*The problem:*
Copy every record exactly, and keep the pictures out.

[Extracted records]

---*---

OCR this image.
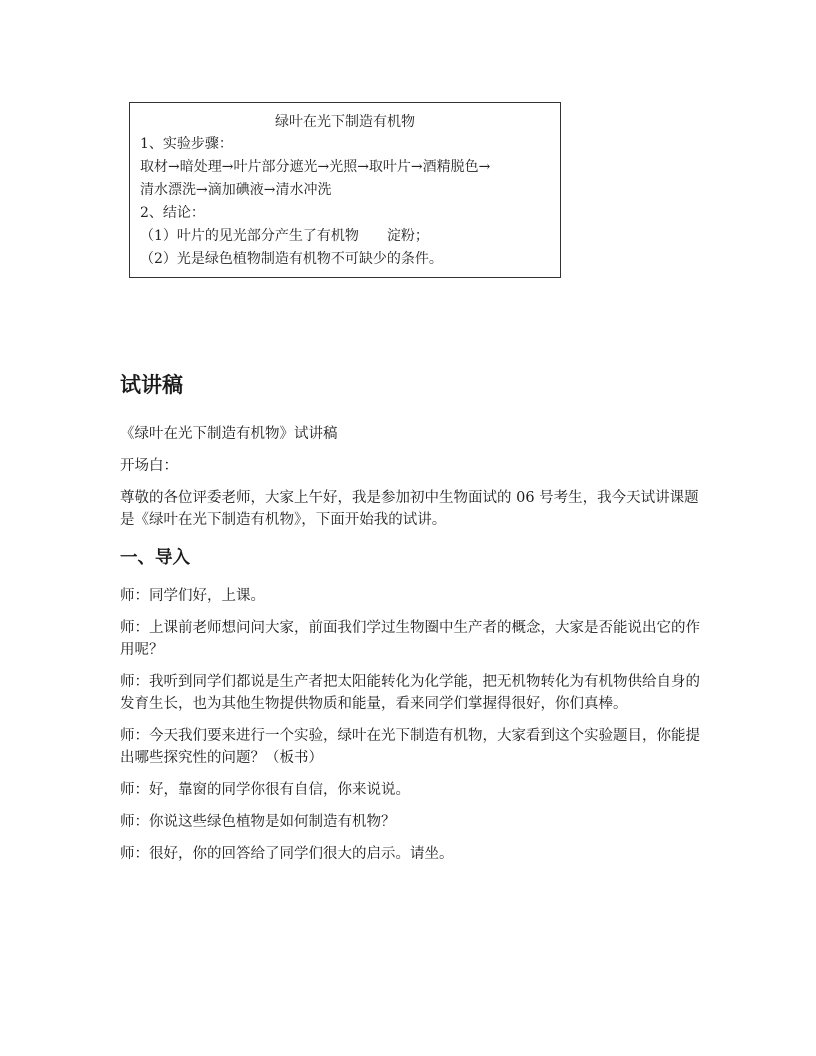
绿叶在光下制造有机物

1、实验步骤：

取材→暗处理→叶片部分遮光→光照→取叶片→酒精脱色→

清水漂洗→滴加碘液→清水冲洗

2、结论：

（1）叶片的见光部分产生了有机物　　淀粉；

（2）光是绿色植物制造有机物不可缺少的条件。

试讲稿

《绿叶在光下制造有机物》试讲稿

开场白：

尊敬的各位评委老师，大家上午好，我是参加初中生物面试的 06 号考生，我今天试讲课题是《绿叶在光下制造有机物》，下面开始我的试讲。

一、导入

师：同学们好，上课。

师：上课前老师想问问大家，前面我们学过生物圈中生产者的概念，大家是否能说出它的作用呢？

师：我听到同学们都说是生产者把太阳能转化为化学能，把无机物转化为有机物供给自身的发育生长，也为其他生物提供物质和能量，看来同学们掌握得很好，你们真棒。

师：今天我们要来进行一个实验，绿叶在光下制造有机物，大家看到这个实验题目，你能提出哪些探究性的问题？（板书）

师：好，靠窗的同学你很有自信，你来说说。

师：你说这些绿色植物是如何制造有机物？

师：很好，你的回答给了同学们很大的启示。请坐。
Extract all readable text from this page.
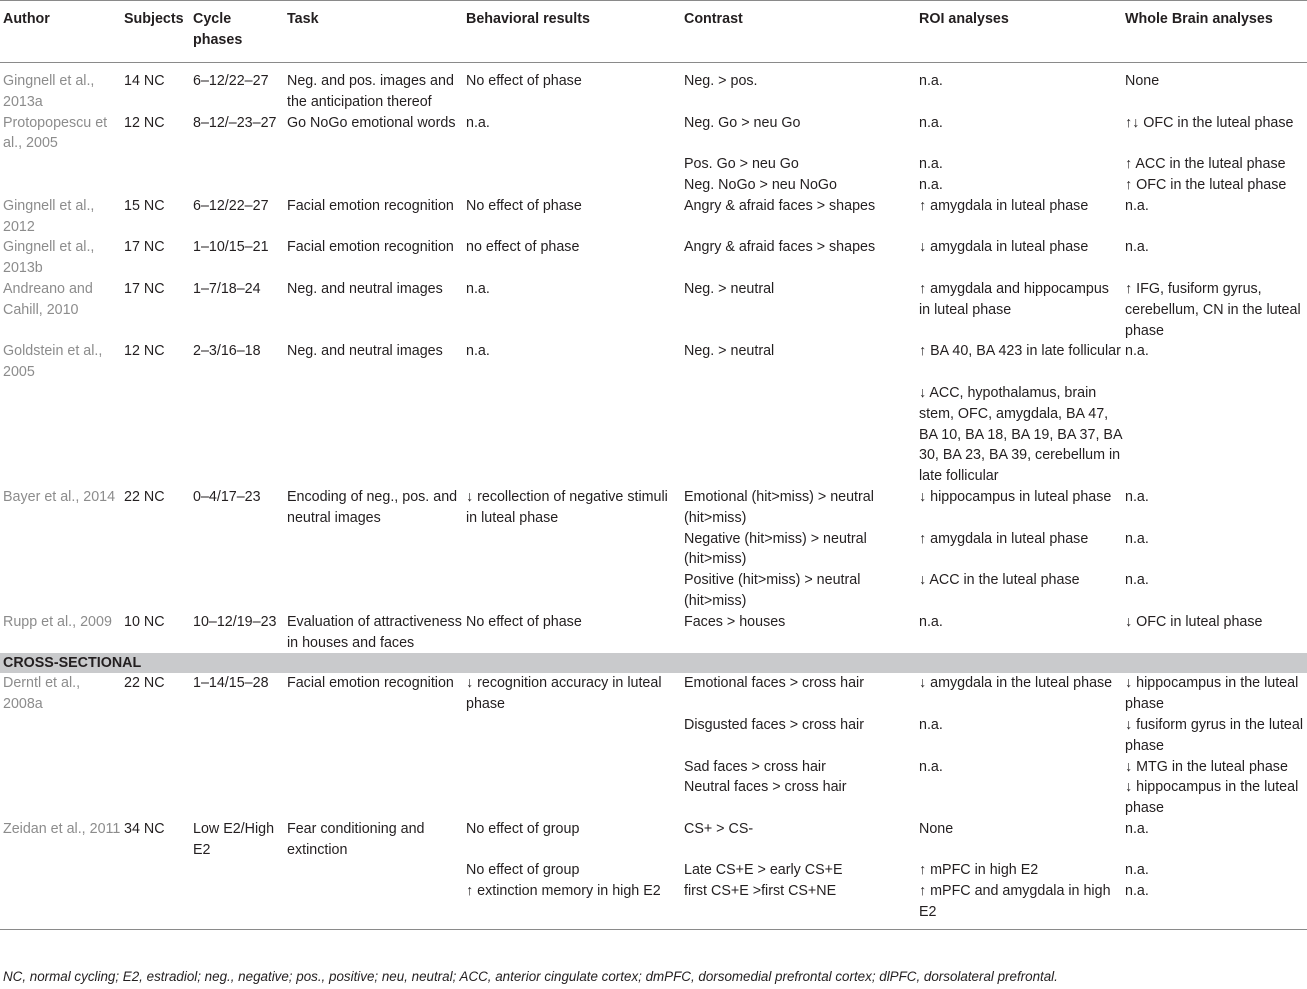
Author	Subjects	Cycle phases	Task	Behavioral results	Contrast	ROI analyses	Whole Brain analyses
Gingnell et al., 2013a	14 NC	6–12/22–27	Neg. and pos. images and the anticipation thereof	No effect of phase	Neg. > pos.	n.a.	None
Protopopescu et al., 2005	12 NC	8–12/–23–27	Go NoGo emotional words	n.a.	Neg. Go > neu Go	n.a.	↑↓ OFC in the luteal phase
					Pos. Go > neu Go	n.a.	↑ ACC in the luteal phase
					Neg. NoGo > neu NoGo	n.a.	↑ OFC in the luteal phase
Gingnell et al., 2012	15 NC	6–12/22–27	Facial emotion recognition	No effect of phase	Angry & afraid faces > shapes	↑ amygdala in luteal phase	n.a.
Gingnell et al., 2013b	17 NC	1–10/15–21	Facial emotion recognition	no effect of phase	Angry & afraid faces > shapes	↓ amygdala in luteal phase	n.a.
Andreano and Cahill, 2010	17 NC	1–7/18–24	Neg. and neutral images	n.a.	Neg. > neutral	↑ amygdala and hippocampus in luteal phase	↑ IFG, fusiform gyrus, cerebellum, CN in the luteal phase
Goldstein et al., 2005	12 NC	2–3/16–18	Neg. and neutral images	n.a.	Neg. > neutral	↑ BA 40, BA 423 in late follicular	n.a.
						↓ ACC, hypothalamus, brain stem, OFC, amygdala, BA 47, BA 10, BA 18, BA 19, BA 37, BA 30, BA 23, BA 39, cerebellum in late follicular	
Bayer et al., 2014	22 NC	0–4/17–23	Encoding of neg., pos. and neutral images	↓ recollection of negative stimuli in luteal phase	Emotional (hit>miss) > neutral (hit>miss)	↓ hippocampus in luteal phase	n.a.
					Negative (hit>miss) > neutral (hit>miss)	↑ amygdala in luteal phase	n.a.
					Positive (hit>miss) > neutral (hit>miss)	↓ ACC in the luteal phase	n.a.
Rupp et al., 2009	10 NC	10–12/19–23	Evaluation of attractiveness in houses and faces	No effect of phase	Faces > houses	n.a.	↓ OFC in luteal phase
CROSS-SECTIONAL							
Derntl et al., 2008a	22 NC	1–14/15–28	Facial emotion recognition	↓ recognition accuracy in luteal phase	Emotional faces > cross hair	↓ amygdala in the luteal phase	↓ hippocampus in the luteal phase
					Disgusted faces > cross hair	n.a.	↓ fusiform gyrus in the luteal phase
					Sad faces > cross hair	n.a.	↓ MTG in the luteal phase
					Neutral faces > cross hair		↓ hippocampus in the luteal phase
Zeidan et al., 2011	34 NC	Low E2/High E2	Fear conditioning and extinction	No effect of group	CS+ > CS-	None	n.a.
				No effect of group	Late CS+E > early CS+E	↑ mPFC in high E2	n.a.
				↑ extinction memory in high E2	first CS+E >first CS+NE	↑ mPFC and amygdala in high E2	n.a.
NC, normal cycling; E2, estradiol; neg., negative; pos., positive; neu, neutral; ACC, anterior cingulate cortex; dmPFC, dorsomedial prefrontal cortex; dlPFC, dorsolateral prefrontal.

---*---

*The reply:*
OCR this image.
绿叶在光下制造有机物

1、实验步骤：

取材→暗处理→叶片部分遮光→光照→取叶片→酒精脱色→

清水漂洗→滴加碘液→清水冲洗

2、结论：

（1）叶片的见光部分产生了有机物　　淀粉；

（2）光是绿色植物制造有机物不可缺少的条件。

试讲稿

《绿叶在光下制造有机物》试讲稿

开场白：

尊敬的各位评委老师，大家上午好，我是参加初中生物面试的 06 号考生，我今天试讲课题是《绿叶在光下制造有机物》，下面开始我的试讲。

一、导入

师：同学们好，上课。

师：上课前老师想问问大家，前面我们学过生物圈中生产者的概念，大家是否能说出它的作用呢？

师：我听到同学们都说是生产者把太阳能转化为化学能，把无机物转化为有机物供给自身的发育生长，也为其他生物提供物质和能量，看来同学们掌握得很好，你们真棒。

师：今天我们要来进行一个实验，绿叶在光下制造有机物，大家看到这个实验题目，你能提出哪些探究性的问题？（板书）

师：好，靠窗的同学你很有自信，你来说说。

师：你说这些绿色植物是如何制造有机物？

师：很好，你的回答给了同学们很大的启示。请坐。
Extract all readable text from this page.
Author	Subjects	Cycle phases	Task	Behavioral results	Contrast	ROI analyses	Whole Brain analyses
Gingnell et al., 2013a	14 NC	6–12/22–27	Neg. and pos. images and the anticipation thereof	No effect of phase	Neg. > pos.	n.a.	None
Protopopescu et al., 2005	12 NC	8–12/–23–27	Go NoGo emotional words	n.a.	Neg. Go > neu Go	n.a.	↑↓ OFC in the luteal phase
					Pos. Go > neu Go	n.a.	↑ ACC in the luteal phase
					Neg. NoGo > neu NoGo	n.a.	↑ OFC in the luteal phase
Gingnell et al., 2012	15 NC	6–12/22–27	Facial emotion recognition	No effect of phase	Angry & afraid faces > shapes	↑ amygdala in luteal phase	n.a.
Gingnell et al., 2013b	17 NC	1–10/15–21	Facial emotion recognition	no effect of phase	Angry & afraid faces > shapes	↓ amygdala in luteal phase	n.a.
Andreano and Cahill, 2010	17 NC	1–7/18–24	Neg. and neutral images	n.a.	Neg. > neutral	↑ amygdala and hippocampus in luteal phase	↑ IFG, fusiform gyrus, cerebellum, CN in the luteal phase
Goldstein et al., 2005	12 NC	2–3/16–18	Neg. and neutral images	n.a.	Neg. > neutral	↑ BA 40, BA 423 in late follicular	n.a.
						↓ ACC, hypothalamus, brain stem, OFC, amygdala, BA 47, BA 10, BA 18, BA 19, BA 37, BA 30, BA 23, BA 39, cerebellum in late follicular	
Bayer et al., 2014	22 NC	0–4/17–23	Encoding of neg., pos. and neutral images	↓ recollection of negative stimuli in luteal phase	Emotional (hit>miss) > neutral (hit>miss)	↓ hippocampus in luteal phase	n.a.
					Negative (hit>miss) > neutral (hit>miss)	↑ amygdala in luteal phase	n.a.
					Positive (hit>miss) > neutral (hit>miss)	↓ ACC in the luteal phase	n.a.
Rupp et al., 2009	10 NC	10–12/19–23	Evaluation of attractiveness in houses and faces	No effect of phase	Faces > houses	n.a.	↓ OFC in luteal phase
CROSS-SECTIONAL							
Derntl et al., 2008a	22 NC	1–14/15–28	Facial emotion recognition	↓ recognition accuracy in luteal phase	Emotional faces > cross hair	↓ amygdala in the luteal phase	↓ hippocampus in the luteal phase
					Disgusted faces > cross hair	n.a.	↓ fusiform gyrus in the luteal phase
					Sad faces > cross hair	n.a.	↓ MTG in the luteal phase
					Neutral faces > cross hair		↓ hippocampus in the luteal phase
Zeidan et al., 2011	34 NC	Low E2/High E2	Fear conditioning and extinction	No effect of group	CS+ > CS-	None	n.a.
				No effect of group	Late CS+E > early CS+E	↑ mPFC in high E2	n.a.
				↑ extinction memory in high E2	first CS+E >first CS+NE	↑ mPFC and amygdala in high E2	n.a.
NC, normal cycling; E2, estradiol; neg., negative; pos., positive; neu, neutral; ACC, anterior cingulate cortex; dmPFC, dorsomedial prefrontal cortex; dlPFC, dorsolateral prefrontal.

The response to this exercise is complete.